TASK DIRECTIONS:
Collect every line of the records below that contains the word "grandma".

PROVIDED ENTRIES:
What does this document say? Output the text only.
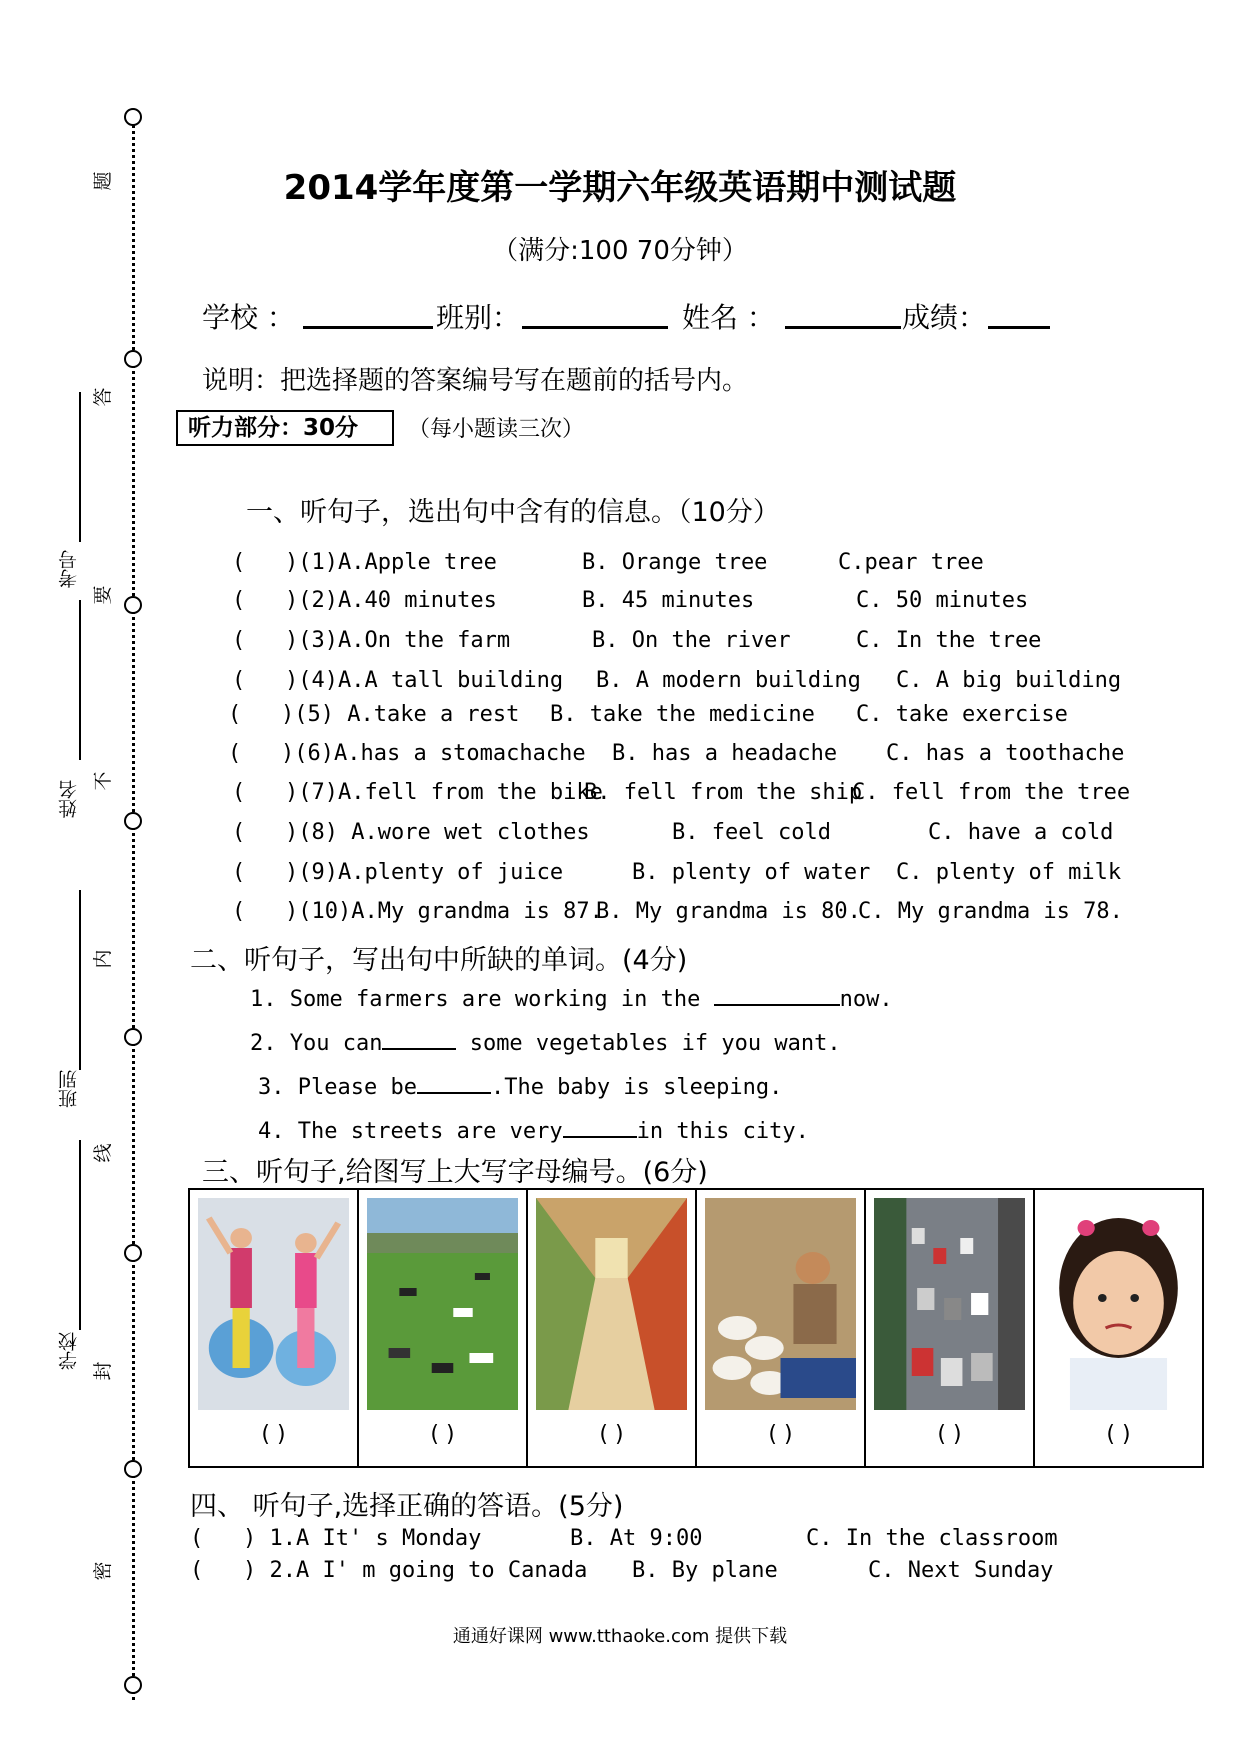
题
答
要
不
内
线
封
密
考号
姓名
班别
学校
2014学年度第一学期六年级英语期中测试题
（满分:100 70分钟）
学校 ：	班别：	姓名 ：	成绩：
说明：把选择题的答案编号写在题前的括号内。
听力部分：30分	（每小题读三次）
一、听句子，选出句中含有的信息。（10分）
(   )(1)A.Apple tree	B. Orange tree	C.pear tree
(   )(2)A.40 minutes	B. 45 minutes	C. 50 minutes
(   )(3)A.On the farm	B. On the river	C. In the tree
(   )(4)A.A tall building B. A modern building C. A big building
(   )(5) A.take a rest B. take the medicine C. take exercise
(   )(6)A.has a stomachache B. has a headache C. has a toothache
(   )(7)A.fell from the bike
B. fell from the ship
C. fell from the tree
(   )(8) A.wore wet clothes	B. feel cold	C. have a cold
(   )(9)A.plenty of juice	B. plenty of water C. plenty of milk
(   )(10)A.My grandma is 87.
B. My grandma is 80.
C. My grandma is 78.
二、听句子，写出句中所缺的单词。(4分)
1. Some farmers are working in the	now.
2. You can	some vegetables if you want.
3. Please be	.The baby is sleeping.
4. The streets are very	in this city.
三、听句子,给图写上大写字母编号。(6分)
( )	( )	( )	( )	( )	( )
四、 听句子,选择正确的答语。(5分)
(   ) 1.A It' s Monday	B. At 9:00	C. In the classroom
(   ) 2.A I' m going to Canada B. By plane	C. Next Sunday
通通好课网 www.tthaoke.com 提供下载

THE RESULT:
(   )(10)A.My grandma is 87.
B. My grandma is 80.
C. My grandma is 78.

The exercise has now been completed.